Task objective »
Copy out each line in the material below that has the word "pracy".

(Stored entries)
___

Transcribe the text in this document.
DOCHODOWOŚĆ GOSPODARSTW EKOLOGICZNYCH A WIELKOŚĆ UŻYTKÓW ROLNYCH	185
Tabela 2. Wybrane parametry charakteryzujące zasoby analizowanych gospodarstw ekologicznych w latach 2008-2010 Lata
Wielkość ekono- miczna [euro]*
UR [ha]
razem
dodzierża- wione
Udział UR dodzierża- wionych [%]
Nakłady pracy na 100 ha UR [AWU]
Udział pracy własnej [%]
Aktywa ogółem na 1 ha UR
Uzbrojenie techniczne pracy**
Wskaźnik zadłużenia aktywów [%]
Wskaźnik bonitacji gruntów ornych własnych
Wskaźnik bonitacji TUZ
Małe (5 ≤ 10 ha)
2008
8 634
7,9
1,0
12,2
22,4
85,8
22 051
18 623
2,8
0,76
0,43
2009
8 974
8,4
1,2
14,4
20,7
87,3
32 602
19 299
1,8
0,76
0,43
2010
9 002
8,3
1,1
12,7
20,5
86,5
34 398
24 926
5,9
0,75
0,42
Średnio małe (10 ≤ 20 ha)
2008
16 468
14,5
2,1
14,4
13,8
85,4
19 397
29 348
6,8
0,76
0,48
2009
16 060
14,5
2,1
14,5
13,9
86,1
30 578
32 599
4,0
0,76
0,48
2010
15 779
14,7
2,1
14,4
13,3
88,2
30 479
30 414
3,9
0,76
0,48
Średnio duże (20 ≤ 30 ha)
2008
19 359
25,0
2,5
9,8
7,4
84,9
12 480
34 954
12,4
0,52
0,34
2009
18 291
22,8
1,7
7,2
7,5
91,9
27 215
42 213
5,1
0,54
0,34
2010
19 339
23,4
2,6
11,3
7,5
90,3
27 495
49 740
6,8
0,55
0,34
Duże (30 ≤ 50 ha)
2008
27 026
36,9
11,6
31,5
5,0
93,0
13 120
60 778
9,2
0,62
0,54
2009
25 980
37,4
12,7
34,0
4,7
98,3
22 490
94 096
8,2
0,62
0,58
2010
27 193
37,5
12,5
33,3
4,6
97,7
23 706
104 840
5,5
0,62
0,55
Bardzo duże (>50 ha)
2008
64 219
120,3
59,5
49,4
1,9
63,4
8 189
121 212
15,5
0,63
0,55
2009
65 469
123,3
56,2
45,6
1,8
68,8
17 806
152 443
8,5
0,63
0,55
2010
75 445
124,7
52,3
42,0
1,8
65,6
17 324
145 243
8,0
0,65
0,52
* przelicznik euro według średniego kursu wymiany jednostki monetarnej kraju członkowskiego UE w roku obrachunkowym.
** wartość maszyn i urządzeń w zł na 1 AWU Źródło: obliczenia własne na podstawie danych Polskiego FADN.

___

Answer to this task »
Nakłady pracy na 100 ha UR [AWU]
Udział pracy własnej [%]
Uzbrojenie techniczne pracy**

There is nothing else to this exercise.